(Figure content listings)
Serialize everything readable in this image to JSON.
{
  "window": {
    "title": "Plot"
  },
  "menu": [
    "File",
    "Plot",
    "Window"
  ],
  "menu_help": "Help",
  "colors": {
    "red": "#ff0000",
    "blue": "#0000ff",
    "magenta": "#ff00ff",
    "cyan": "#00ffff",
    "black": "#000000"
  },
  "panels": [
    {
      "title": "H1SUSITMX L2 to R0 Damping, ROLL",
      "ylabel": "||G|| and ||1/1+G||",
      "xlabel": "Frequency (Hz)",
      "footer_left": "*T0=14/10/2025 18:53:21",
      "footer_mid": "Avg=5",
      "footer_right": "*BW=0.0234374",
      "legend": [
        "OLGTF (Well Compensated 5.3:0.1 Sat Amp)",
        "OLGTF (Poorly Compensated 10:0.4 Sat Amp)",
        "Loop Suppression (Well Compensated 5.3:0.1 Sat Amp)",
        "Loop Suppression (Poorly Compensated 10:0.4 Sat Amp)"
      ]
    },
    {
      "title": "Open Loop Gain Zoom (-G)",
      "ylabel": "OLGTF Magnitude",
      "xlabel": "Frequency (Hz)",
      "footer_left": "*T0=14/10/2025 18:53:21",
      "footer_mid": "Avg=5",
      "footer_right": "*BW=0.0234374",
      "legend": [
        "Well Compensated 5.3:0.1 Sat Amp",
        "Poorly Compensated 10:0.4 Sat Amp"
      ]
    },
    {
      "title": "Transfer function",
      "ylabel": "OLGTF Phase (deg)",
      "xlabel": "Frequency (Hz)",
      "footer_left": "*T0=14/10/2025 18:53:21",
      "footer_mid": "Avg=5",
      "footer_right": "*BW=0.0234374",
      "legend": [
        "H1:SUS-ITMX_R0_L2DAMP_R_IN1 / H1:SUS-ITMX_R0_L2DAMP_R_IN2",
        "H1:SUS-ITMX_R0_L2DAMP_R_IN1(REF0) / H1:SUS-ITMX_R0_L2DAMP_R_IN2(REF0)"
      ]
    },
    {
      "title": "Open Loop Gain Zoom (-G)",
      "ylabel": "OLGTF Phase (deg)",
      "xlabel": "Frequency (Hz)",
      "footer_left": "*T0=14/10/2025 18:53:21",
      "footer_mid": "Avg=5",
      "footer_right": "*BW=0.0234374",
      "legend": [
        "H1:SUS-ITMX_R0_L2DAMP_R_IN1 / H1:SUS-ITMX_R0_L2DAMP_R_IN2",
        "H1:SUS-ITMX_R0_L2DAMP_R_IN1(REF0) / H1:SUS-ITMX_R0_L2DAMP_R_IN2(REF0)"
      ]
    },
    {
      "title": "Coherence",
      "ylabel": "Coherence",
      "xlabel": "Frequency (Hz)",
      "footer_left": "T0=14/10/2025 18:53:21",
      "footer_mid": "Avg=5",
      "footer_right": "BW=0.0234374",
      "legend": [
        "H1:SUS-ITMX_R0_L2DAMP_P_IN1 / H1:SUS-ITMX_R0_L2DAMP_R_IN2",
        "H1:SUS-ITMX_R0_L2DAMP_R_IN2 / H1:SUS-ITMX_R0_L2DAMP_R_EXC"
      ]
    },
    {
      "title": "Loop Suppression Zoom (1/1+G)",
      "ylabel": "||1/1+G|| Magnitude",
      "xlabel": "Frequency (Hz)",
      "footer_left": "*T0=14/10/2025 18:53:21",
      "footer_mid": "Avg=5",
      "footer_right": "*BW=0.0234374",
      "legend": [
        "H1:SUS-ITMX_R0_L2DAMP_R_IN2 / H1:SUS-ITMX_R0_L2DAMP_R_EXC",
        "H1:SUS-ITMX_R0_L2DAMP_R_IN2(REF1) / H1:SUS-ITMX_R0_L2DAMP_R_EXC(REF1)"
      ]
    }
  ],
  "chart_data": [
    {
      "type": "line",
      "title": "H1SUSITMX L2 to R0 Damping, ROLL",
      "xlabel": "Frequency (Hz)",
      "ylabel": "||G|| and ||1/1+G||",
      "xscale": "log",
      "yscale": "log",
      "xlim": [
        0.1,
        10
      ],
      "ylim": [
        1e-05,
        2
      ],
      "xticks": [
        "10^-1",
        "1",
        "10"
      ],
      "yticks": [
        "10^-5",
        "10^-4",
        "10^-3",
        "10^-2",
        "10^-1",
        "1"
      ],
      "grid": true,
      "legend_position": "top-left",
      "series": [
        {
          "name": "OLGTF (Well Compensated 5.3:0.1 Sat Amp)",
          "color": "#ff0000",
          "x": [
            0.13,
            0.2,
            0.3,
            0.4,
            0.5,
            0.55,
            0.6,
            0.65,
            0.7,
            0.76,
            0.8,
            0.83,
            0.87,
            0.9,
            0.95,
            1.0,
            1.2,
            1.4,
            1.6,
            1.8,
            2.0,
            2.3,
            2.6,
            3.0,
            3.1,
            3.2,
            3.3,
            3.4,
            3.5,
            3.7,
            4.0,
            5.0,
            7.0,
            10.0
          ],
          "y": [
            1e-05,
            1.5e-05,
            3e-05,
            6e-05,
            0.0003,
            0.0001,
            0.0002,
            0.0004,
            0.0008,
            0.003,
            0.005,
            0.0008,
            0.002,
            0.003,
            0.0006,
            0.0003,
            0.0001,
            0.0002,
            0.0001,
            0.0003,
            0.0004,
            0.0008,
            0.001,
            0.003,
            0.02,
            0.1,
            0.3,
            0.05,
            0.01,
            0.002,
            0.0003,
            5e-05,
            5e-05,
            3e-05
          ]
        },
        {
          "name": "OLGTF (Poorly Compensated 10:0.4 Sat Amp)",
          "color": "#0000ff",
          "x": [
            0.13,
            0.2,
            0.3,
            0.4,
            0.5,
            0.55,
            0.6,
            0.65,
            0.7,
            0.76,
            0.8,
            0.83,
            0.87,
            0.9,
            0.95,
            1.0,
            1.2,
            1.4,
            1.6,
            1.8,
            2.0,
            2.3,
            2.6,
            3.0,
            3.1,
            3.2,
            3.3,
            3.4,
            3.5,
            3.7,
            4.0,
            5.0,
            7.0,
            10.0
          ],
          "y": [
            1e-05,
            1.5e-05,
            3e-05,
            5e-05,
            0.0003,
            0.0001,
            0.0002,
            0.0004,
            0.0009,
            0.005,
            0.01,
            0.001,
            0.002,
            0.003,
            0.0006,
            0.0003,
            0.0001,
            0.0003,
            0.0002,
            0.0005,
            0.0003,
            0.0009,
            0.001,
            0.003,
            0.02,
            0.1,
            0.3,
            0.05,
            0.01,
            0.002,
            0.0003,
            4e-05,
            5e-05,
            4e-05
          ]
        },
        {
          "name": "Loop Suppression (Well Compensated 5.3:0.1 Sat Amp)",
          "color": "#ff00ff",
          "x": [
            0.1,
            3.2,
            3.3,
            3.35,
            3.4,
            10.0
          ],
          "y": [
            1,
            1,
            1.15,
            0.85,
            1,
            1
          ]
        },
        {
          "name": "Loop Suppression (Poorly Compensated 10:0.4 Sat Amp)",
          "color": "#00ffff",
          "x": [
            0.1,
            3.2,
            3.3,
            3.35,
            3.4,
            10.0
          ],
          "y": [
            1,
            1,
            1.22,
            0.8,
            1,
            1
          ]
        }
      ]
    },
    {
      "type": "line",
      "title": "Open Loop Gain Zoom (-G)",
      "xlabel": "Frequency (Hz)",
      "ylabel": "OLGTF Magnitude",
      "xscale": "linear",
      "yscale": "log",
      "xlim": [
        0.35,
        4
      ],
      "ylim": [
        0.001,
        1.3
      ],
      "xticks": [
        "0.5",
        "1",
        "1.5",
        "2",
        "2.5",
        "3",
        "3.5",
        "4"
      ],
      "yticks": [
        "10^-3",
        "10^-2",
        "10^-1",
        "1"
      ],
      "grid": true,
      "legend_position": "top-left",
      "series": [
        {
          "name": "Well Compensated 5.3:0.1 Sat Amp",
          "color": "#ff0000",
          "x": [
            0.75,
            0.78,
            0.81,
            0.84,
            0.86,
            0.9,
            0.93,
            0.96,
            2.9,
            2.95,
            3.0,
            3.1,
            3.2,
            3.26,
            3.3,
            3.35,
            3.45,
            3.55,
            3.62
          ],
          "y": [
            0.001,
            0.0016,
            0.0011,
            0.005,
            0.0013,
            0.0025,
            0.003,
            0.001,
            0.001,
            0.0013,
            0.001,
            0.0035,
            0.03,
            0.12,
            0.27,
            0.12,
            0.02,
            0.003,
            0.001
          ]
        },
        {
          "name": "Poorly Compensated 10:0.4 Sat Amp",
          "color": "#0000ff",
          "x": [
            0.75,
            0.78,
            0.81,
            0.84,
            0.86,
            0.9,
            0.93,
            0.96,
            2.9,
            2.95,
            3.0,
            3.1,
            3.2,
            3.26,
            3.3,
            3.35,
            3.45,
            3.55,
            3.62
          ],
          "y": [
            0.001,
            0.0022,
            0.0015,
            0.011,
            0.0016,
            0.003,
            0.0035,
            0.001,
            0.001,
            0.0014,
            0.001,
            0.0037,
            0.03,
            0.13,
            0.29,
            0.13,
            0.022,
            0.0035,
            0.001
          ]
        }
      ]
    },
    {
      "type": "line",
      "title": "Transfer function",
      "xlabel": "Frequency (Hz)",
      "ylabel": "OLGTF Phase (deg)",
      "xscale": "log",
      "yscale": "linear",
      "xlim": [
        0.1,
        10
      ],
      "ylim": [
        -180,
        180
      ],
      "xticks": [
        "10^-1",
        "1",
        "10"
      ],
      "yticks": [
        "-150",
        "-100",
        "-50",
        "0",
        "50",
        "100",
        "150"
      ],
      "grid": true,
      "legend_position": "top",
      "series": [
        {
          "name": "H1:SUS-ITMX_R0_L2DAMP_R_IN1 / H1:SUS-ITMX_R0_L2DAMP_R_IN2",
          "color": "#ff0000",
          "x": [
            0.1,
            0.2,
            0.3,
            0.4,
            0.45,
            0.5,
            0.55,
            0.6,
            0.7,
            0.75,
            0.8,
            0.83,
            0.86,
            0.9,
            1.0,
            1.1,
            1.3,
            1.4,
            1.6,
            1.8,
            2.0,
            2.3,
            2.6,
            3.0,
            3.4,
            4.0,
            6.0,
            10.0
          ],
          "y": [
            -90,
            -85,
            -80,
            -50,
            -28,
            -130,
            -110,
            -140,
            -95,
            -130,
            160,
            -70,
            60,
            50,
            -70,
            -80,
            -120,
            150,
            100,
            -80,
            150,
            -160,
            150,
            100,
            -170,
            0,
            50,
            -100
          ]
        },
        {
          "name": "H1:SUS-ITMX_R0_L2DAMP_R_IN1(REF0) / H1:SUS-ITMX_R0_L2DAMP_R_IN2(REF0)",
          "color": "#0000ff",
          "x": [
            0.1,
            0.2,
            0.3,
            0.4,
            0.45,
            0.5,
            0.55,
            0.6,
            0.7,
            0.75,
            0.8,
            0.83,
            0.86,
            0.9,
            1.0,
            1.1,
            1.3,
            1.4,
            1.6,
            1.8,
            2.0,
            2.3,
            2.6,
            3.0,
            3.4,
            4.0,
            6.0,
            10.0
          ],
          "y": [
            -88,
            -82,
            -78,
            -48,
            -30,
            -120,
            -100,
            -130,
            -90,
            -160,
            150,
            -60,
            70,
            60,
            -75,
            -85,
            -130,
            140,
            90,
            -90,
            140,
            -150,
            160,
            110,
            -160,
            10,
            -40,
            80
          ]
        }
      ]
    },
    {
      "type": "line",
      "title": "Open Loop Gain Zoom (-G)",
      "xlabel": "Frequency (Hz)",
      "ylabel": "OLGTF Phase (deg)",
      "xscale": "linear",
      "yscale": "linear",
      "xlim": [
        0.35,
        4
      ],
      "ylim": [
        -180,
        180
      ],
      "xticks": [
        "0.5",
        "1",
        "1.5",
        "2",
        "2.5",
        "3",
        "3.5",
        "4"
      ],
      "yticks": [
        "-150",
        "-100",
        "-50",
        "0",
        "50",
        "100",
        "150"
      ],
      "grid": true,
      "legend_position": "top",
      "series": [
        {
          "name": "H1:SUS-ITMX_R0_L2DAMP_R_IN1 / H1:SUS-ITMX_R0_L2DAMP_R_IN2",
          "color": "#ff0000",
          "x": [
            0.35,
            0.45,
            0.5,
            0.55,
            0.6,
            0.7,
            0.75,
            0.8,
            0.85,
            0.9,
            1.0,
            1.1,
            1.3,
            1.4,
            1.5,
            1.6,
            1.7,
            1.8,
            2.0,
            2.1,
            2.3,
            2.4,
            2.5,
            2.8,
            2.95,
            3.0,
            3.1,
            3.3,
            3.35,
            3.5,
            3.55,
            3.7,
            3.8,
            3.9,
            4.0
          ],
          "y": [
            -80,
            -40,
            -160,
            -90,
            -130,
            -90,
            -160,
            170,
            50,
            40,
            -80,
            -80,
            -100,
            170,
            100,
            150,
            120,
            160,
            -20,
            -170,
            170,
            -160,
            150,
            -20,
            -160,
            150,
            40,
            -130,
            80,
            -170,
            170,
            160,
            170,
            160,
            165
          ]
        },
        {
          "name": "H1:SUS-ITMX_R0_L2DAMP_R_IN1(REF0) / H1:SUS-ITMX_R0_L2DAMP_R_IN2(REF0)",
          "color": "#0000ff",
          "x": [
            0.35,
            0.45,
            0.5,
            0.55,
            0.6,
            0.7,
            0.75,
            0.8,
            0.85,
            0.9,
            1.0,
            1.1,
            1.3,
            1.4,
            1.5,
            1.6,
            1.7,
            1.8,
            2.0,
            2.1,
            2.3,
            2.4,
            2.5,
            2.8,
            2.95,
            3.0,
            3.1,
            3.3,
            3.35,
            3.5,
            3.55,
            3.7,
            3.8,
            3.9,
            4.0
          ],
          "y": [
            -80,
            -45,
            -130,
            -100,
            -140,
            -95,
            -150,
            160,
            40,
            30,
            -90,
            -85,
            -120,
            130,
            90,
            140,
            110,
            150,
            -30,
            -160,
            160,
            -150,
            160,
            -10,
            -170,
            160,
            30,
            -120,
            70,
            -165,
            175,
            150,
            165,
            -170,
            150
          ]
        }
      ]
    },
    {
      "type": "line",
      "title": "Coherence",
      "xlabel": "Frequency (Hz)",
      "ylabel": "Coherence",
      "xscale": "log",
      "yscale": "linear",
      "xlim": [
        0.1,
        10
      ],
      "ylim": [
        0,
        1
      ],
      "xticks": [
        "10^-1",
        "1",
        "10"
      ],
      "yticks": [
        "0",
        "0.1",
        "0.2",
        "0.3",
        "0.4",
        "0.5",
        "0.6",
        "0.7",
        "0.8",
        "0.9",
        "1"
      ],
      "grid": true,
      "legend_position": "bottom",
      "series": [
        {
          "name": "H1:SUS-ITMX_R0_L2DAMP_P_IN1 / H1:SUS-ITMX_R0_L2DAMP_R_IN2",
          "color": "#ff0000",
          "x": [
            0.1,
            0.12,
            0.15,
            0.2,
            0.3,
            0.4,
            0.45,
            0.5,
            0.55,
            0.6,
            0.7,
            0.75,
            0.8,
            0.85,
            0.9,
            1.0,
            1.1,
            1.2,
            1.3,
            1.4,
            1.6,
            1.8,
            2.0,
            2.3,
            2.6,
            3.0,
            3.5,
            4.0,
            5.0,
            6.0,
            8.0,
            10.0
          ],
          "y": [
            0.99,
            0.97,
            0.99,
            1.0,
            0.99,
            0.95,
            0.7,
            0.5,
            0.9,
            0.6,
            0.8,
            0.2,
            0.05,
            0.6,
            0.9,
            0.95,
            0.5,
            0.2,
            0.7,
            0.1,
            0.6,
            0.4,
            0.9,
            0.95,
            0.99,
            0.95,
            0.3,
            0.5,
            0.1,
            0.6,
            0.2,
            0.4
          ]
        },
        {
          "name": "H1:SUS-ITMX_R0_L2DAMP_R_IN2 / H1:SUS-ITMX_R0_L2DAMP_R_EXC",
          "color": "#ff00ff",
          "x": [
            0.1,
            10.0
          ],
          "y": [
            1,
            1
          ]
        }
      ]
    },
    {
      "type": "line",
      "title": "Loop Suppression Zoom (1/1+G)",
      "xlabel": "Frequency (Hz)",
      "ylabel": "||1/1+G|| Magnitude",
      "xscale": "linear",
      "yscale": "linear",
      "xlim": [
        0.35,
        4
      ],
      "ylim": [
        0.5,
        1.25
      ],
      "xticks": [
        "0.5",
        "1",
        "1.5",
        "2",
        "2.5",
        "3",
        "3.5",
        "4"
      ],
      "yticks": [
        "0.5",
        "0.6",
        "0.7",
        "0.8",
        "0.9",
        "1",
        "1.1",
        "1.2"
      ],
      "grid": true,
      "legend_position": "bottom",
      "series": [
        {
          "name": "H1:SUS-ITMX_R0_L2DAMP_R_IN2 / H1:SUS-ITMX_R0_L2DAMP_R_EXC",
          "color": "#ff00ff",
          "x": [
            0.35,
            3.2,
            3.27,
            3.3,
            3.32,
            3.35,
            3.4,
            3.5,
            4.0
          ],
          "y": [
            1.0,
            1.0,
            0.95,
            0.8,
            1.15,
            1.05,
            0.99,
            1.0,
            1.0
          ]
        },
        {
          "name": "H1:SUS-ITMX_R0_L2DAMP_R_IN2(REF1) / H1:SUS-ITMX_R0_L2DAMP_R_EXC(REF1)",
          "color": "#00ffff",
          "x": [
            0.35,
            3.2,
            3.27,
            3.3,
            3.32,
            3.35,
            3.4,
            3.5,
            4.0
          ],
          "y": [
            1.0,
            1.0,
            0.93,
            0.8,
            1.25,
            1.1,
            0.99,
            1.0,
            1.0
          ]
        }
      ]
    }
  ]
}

#### [Your objective]
What is the number of lines in the records that contain the string "Suppression"? Give only that number.

#### [Complete output]
6